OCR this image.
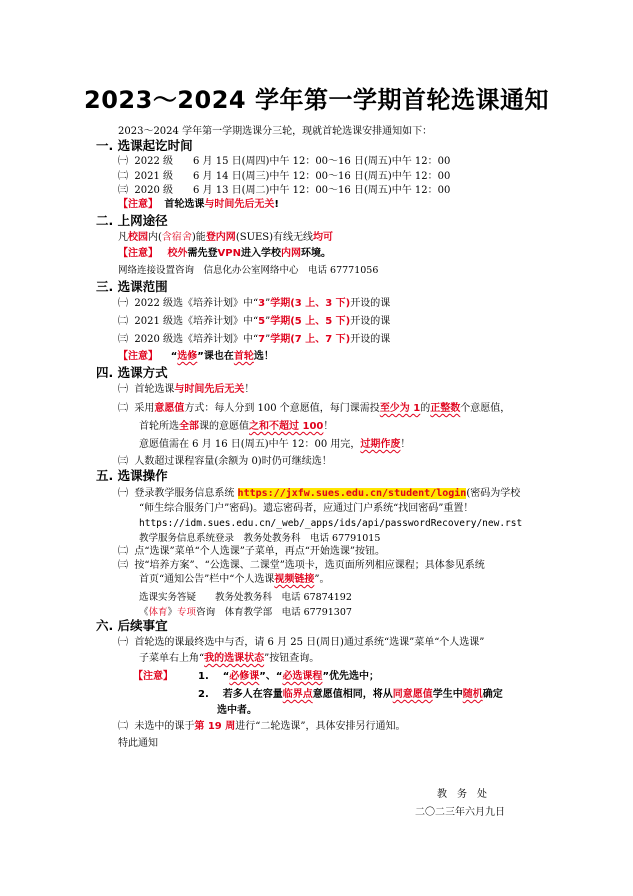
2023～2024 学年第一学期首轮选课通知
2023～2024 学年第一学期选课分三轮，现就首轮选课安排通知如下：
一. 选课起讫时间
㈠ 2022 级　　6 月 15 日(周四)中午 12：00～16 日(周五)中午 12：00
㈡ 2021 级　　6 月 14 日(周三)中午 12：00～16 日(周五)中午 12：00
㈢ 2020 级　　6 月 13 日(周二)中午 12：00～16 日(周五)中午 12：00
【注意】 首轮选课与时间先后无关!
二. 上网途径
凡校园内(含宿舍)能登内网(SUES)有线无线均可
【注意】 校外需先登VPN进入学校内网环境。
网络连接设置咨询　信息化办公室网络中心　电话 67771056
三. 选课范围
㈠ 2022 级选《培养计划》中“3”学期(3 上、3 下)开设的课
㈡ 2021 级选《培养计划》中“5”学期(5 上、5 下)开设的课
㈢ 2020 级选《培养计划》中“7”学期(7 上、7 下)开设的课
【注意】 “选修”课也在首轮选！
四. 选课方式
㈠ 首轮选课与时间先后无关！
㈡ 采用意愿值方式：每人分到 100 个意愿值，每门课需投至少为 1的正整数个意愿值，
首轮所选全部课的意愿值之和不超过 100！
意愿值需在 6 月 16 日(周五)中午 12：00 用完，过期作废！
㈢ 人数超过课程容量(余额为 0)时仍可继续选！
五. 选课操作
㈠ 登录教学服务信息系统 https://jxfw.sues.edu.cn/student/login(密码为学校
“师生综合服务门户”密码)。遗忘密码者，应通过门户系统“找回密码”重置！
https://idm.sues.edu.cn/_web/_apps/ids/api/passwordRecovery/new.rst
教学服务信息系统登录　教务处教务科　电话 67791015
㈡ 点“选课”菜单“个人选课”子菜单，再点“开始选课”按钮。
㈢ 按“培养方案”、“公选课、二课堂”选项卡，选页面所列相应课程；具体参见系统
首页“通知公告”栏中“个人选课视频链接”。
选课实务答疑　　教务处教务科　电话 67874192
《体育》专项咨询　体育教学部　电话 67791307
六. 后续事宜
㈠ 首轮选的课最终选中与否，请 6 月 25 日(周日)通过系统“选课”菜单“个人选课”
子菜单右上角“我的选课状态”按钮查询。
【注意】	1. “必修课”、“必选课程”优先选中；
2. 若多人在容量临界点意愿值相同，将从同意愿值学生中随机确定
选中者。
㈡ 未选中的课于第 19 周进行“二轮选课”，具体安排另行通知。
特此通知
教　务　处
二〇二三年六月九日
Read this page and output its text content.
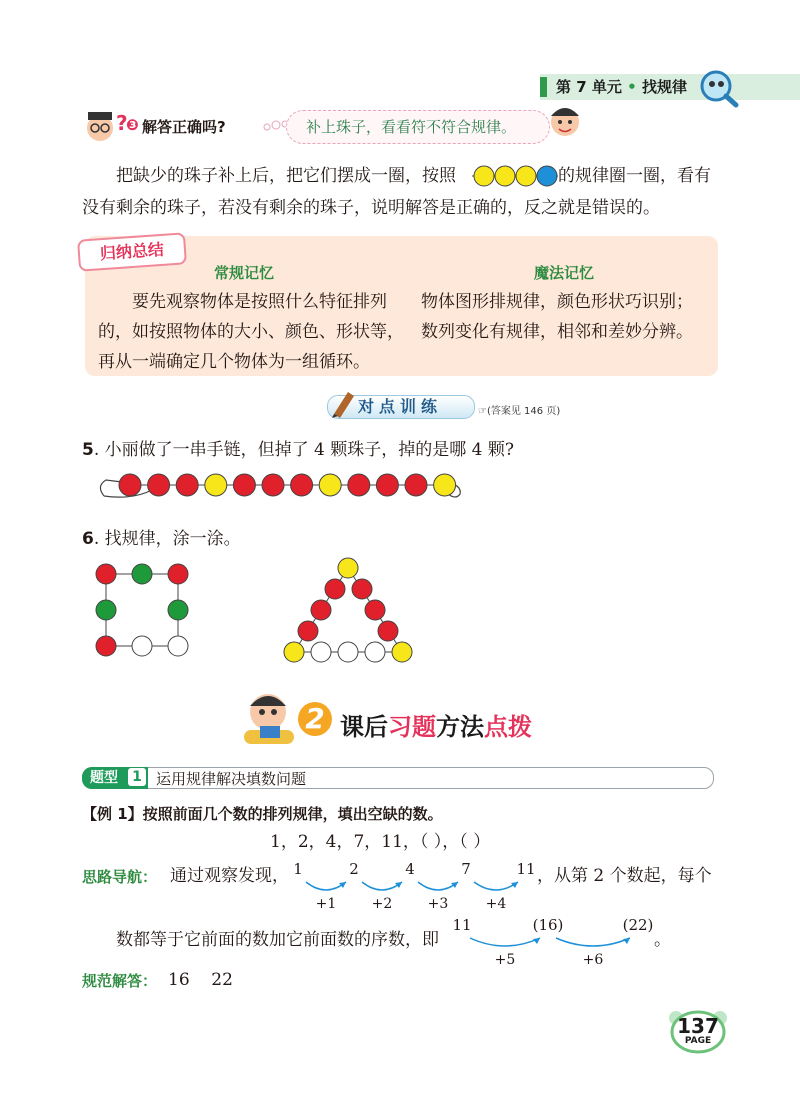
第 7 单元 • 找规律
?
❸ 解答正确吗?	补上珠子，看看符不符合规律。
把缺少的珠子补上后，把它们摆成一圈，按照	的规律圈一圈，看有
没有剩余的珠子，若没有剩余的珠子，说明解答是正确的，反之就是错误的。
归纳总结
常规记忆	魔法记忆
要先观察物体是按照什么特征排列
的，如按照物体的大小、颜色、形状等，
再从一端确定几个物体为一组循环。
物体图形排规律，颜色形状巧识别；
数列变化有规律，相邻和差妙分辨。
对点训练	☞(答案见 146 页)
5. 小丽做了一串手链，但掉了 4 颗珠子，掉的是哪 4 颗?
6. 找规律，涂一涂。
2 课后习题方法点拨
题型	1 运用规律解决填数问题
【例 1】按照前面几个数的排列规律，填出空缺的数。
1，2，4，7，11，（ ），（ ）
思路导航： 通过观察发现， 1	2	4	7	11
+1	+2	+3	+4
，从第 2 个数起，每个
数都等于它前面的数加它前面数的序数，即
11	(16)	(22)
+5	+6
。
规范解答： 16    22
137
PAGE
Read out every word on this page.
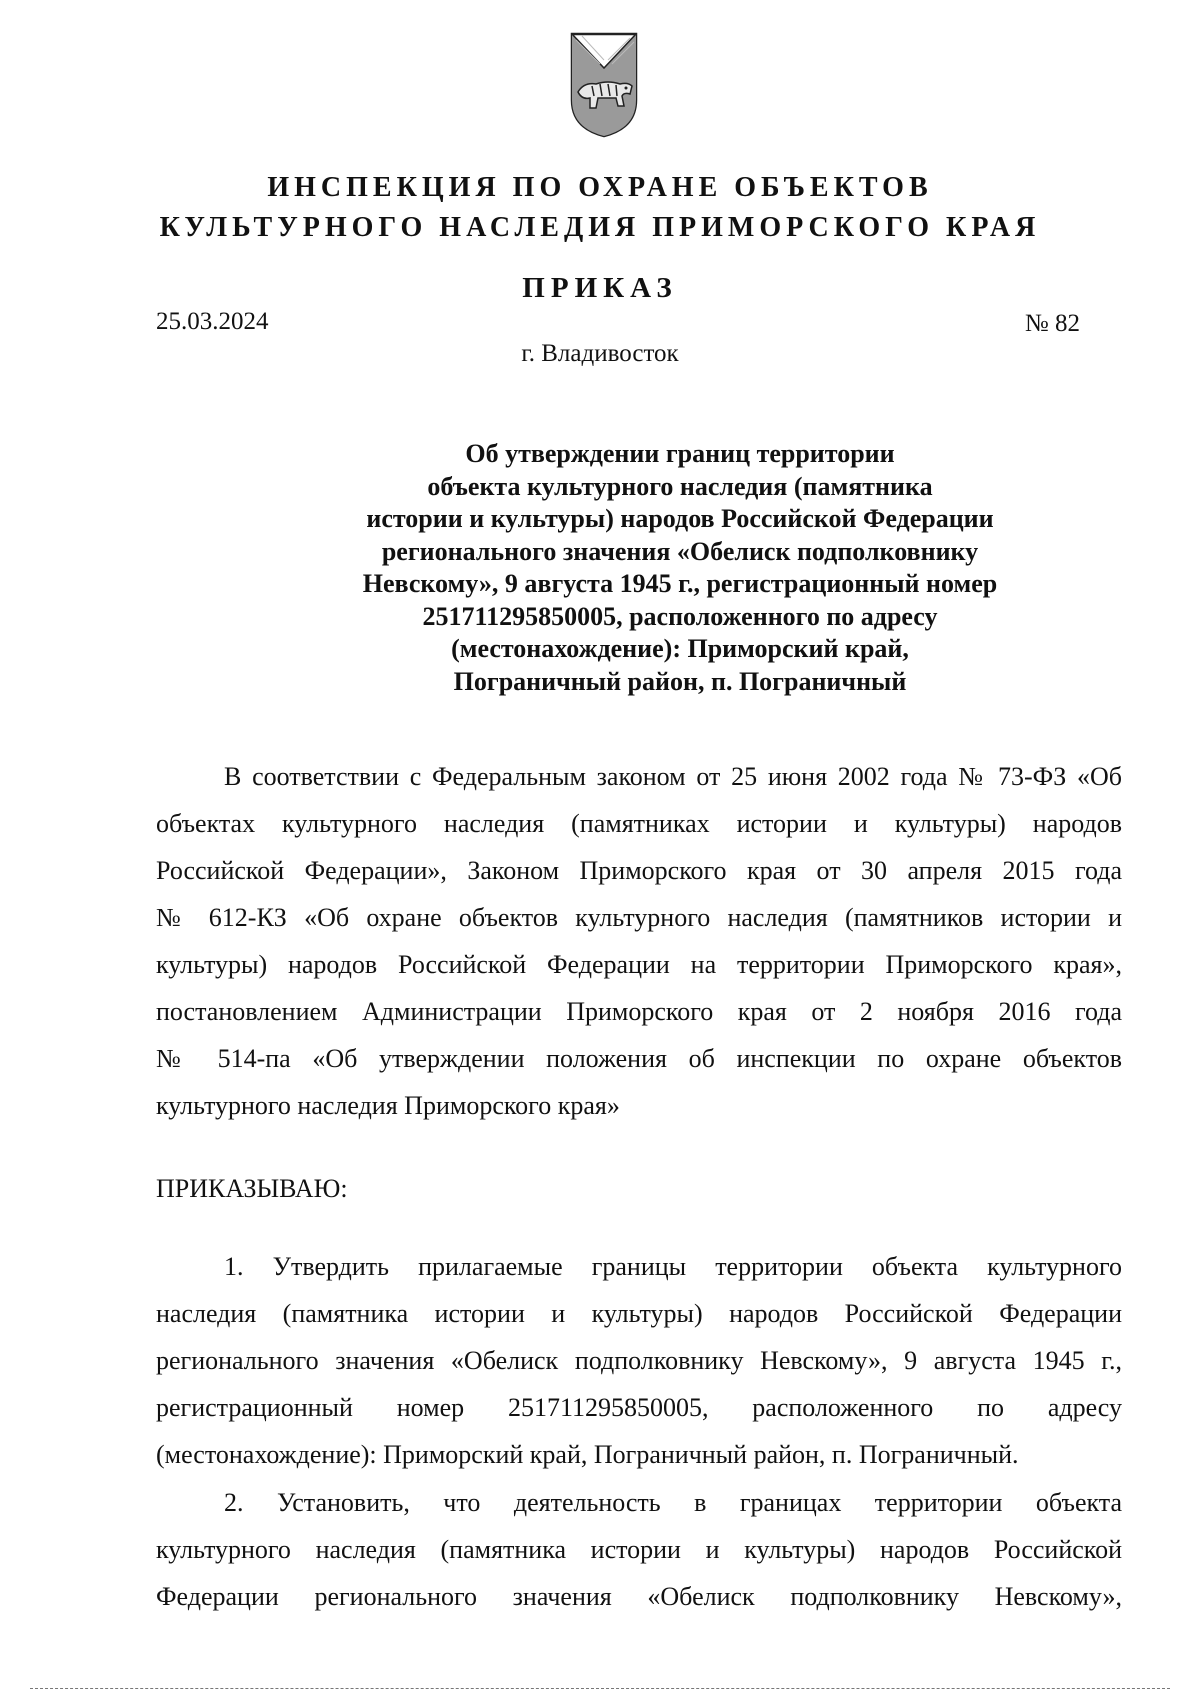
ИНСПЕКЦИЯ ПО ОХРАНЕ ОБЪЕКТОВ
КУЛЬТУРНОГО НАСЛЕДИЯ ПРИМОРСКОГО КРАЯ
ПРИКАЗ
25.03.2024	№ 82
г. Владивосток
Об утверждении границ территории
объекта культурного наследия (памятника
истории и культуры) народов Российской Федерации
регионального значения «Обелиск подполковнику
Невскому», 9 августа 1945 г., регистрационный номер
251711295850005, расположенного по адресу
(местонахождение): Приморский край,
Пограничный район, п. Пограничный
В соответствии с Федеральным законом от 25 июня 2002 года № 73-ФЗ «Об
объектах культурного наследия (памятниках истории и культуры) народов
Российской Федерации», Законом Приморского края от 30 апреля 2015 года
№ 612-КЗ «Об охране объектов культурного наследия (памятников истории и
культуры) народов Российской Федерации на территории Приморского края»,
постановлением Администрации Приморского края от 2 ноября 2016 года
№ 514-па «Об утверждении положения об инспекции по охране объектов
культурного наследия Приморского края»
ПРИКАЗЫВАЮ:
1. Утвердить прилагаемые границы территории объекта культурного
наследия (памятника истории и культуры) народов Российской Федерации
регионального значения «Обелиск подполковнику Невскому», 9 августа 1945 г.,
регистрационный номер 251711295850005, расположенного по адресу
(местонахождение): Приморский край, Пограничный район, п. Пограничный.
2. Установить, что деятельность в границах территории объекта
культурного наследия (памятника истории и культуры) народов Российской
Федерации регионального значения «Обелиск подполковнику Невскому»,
+ + + + +
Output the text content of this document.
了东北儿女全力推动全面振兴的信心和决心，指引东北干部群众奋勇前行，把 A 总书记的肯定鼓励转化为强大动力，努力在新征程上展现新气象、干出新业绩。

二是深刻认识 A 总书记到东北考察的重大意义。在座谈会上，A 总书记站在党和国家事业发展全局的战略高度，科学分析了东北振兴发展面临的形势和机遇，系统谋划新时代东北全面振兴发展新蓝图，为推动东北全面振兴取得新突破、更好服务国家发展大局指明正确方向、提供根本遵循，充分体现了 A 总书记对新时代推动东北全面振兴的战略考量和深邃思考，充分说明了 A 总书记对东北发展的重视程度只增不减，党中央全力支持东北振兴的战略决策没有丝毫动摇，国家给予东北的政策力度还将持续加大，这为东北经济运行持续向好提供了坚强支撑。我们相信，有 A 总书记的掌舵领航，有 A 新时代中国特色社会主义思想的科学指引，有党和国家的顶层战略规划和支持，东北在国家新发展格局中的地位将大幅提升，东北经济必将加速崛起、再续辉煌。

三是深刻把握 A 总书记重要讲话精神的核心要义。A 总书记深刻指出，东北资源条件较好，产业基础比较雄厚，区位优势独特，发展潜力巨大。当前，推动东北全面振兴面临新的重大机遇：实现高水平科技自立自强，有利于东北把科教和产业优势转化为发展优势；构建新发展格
+ + + + +
> _EXERCISE_: Scan the lines above for "Федерации", then copy every one that has it.

> _RESPONSE FOR THIS EXERCISE_:
истории и культуры) народов Российской Федерации
Российской Федерации», Законом Приморского края от 30 апреля 2015 года
культуры) народов Российской Федерации на территории Приморского края»,
наследия (памятника истории и культуры) народов Российской Федерации
Федерации регионального значения «Обелиск подполковнику Невскому»,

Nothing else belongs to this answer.